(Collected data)
** Begin **

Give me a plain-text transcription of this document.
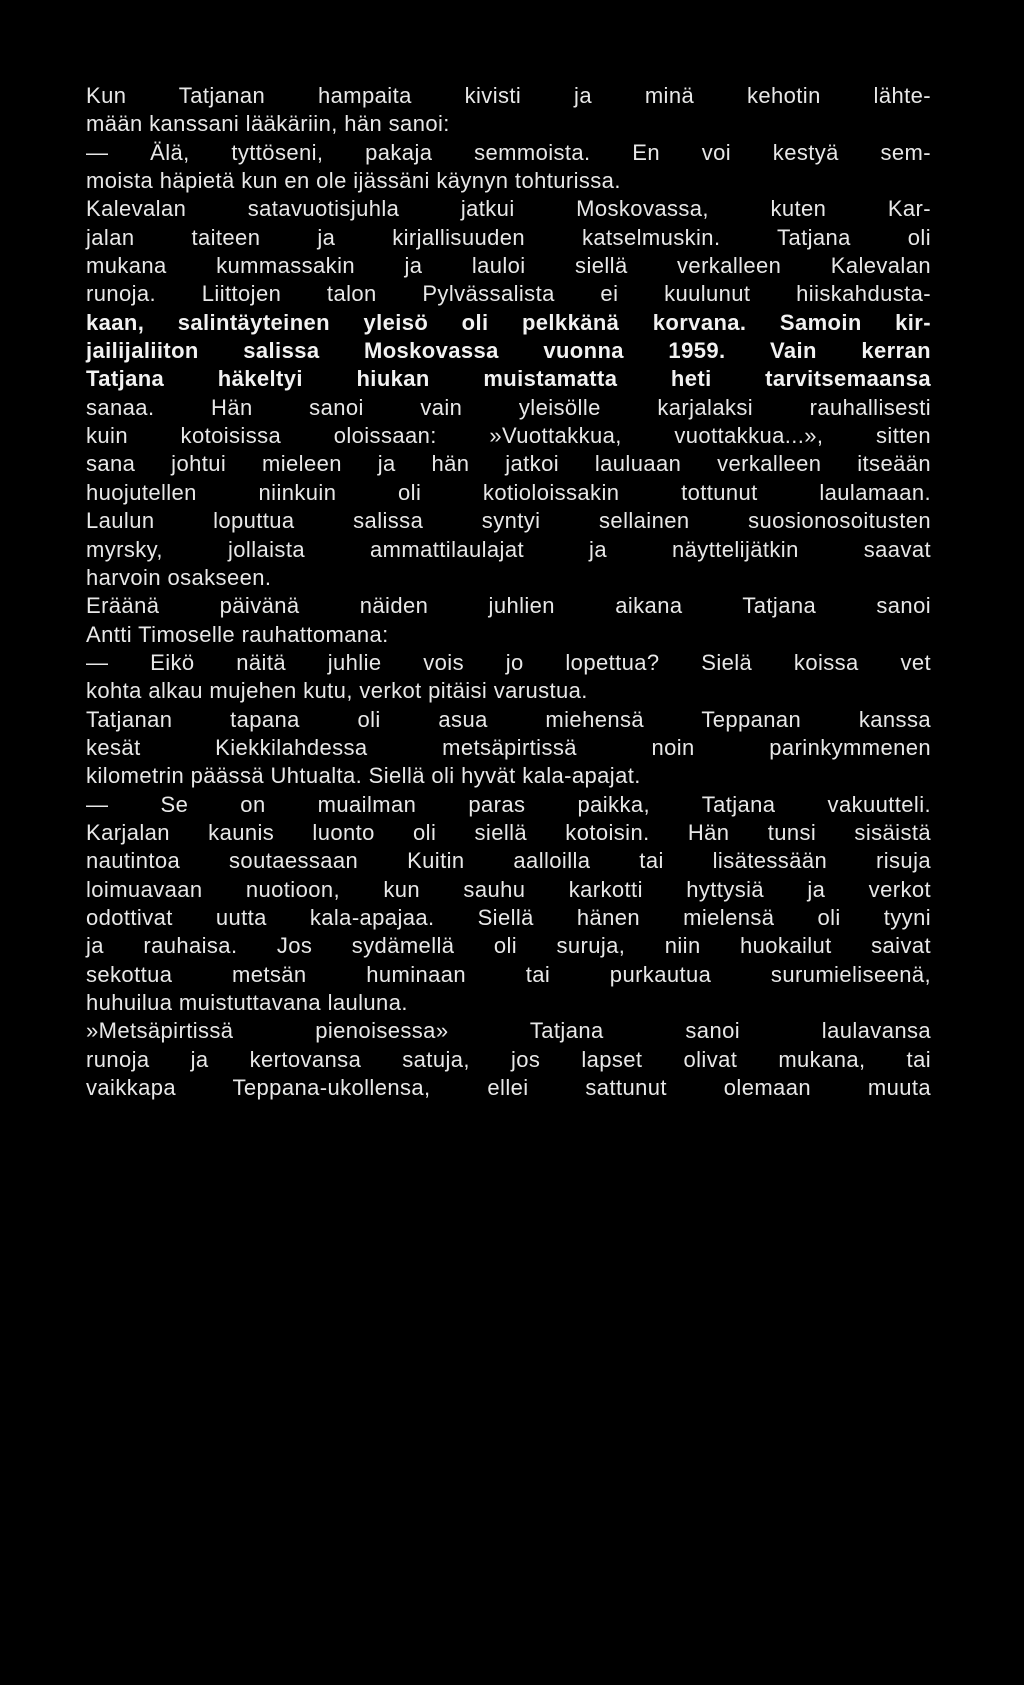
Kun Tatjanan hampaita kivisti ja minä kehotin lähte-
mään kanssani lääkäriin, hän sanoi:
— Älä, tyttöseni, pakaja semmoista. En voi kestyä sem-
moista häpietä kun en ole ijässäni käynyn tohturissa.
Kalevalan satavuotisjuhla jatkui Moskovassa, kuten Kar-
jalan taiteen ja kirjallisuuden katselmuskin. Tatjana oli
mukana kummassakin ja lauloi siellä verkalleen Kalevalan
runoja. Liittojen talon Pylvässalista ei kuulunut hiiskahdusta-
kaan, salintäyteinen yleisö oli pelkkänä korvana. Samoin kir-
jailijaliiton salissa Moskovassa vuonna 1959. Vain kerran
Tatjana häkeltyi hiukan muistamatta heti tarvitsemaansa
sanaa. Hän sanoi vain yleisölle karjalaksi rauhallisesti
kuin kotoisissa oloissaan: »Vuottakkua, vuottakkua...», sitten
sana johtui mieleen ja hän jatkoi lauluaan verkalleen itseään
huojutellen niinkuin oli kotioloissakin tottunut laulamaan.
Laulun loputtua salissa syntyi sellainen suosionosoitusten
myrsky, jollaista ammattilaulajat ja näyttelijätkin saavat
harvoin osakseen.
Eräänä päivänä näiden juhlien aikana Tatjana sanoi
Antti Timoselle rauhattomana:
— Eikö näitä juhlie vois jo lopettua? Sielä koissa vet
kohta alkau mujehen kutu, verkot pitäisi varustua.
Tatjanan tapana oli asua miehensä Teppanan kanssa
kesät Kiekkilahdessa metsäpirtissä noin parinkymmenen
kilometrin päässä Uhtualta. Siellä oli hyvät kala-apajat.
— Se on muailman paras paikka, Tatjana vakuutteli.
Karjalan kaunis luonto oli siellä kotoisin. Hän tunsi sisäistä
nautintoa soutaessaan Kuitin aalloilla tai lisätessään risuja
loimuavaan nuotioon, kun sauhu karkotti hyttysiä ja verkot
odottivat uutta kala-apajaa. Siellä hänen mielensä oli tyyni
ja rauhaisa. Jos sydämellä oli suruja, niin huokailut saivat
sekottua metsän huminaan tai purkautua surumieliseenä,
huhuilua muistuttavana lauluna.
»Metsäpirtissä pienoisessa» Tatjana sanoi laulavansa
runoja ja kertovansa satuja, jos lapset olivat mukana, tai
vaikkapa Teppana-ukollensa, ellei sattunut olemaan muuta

** End **
** Begin **

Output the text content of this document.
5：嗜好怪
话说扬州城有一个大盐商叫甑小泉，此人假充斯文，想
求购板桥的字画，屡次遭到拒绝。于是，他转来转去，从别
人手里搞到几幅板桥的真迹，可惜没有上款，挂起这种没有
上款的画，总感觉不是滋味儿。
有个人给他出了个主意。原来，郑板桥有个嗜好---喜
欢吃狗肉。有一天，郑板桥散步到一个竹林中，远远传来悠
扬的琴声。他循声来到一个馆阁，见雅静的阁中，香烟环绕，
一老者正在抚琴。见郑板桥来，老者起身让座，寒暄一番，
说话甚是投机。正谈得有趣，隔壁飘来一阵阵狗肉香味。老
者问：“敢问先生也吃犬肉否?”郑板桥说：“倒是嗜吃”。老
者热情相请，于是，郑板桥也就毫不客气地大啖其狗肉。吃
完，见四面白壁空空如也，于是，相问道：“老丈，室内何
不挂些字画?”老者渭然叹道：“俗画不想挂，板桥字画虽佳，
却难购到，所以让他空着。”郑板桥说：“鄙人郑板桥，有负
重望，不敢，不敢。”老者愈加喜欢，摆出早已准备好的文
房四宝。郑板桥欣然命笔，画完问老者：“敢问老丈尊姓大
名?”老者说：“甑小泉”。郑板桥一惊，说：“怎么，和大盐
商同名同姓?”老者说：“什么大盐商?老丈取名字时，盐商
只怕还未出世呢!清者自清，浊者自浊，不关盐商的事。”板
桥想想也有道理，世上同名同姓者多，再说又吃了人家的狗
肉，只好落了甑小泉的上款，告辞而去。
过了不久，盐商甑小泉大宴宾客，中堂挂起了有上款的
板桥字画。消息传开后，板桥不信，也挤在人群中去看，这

** End **

• _Exercise details_: Scan the records above for the string "sanoi", then report every line that contains it.

• _Output of the task_:
mään kanssani lääkäriin, hän sanoi:
sanaa. Hän sanoi vain yleisölle karjalaksi rauhallisesti
Eräänä päivänä näiden juhlien aikana Tatjana sanoi
»Metsäpirtissä pienoisessa» Tatjana sanoi laulavansa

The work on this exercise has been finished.